— BEGIN Given records —

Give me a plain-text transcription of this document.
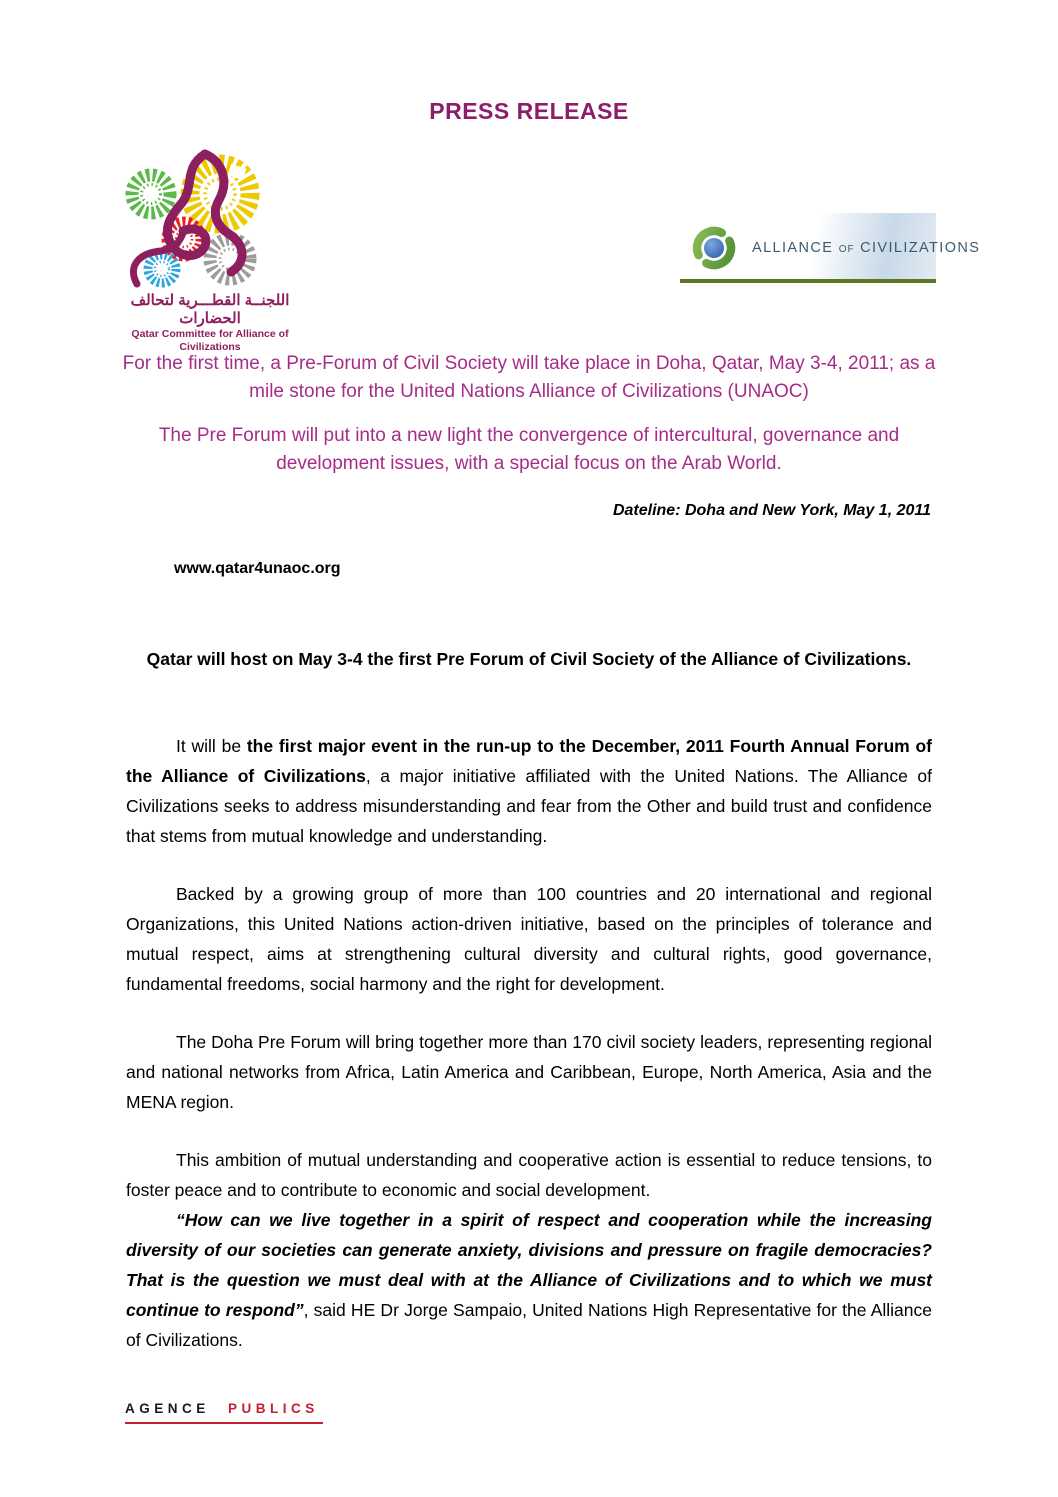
PRESS RELEASE
اللجنــة القطـــرية لتحالف الحضارات
Qatar Committee for Alliance of Civilizations
ALLIANCE OF CIVILIZATIONS
For the first time, a Pre-Forum of Civil Society will take place in Doha, Qatar, May 3-4, 2011; as a mile stone for the United Nations Alliance of Civilizations (UNAOC)
The Pre Forum will put into a new light the convergence of intercultural, governance and development issues, with a special focus on the Arab World.
Dateline: Doha and New York, May 1, 2011
www.qatar4unaoc.org
Qatar will host on May 3-4 the first Pre Forum of Civil Society of the Alliance of Civilizations.

It will be the first major event in the run-up to the December, 2011 Fourth Annual Forum of the Alliance of Civilizations, a major initiative affiliated with the United Nations. The Alliance of Civilizations seeks to address misunderstanding and fear from the Other and build trust and confidence that stems from mutual knowledge and understanding.

Backed by a growing group of more than 100 countries and 20 international and regional Organizations, this United Nations action-driven initiative, based on the principles of tolerance and mutual respect, aims at strengthening cultural diversity and cultural rights, good governance, fundamental freedoms, social harmony and the right for development.

The Doha Pre Forum will bring together more than 170 civil society leaders, representing regional and national networks from Africa, Latin America and Caribbean, Europe, North America, Asia and the MENA region.

This ambition of mutual understanding and cooperative action is essential to reduce tensions, to foster peace and to contribute to economic and social development.

“How can we live together in a spirit of respect and cooperation while the increasing diversity of our societies can generate anxiety, divisions and pressure on fragile democracies? That is the question we must deal with at the Alliance of Civilizations and to which we must continue to respond”, said HE Dr Jorge Sampaio, United Nations High Representative for the Alliance of Civilizations.

AGENCE PUBLICS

— END Given records —

[Problem requirements] In the entries above, find the lines containing the word "Doha" and say how many there are, with no other words.

[Solution] 3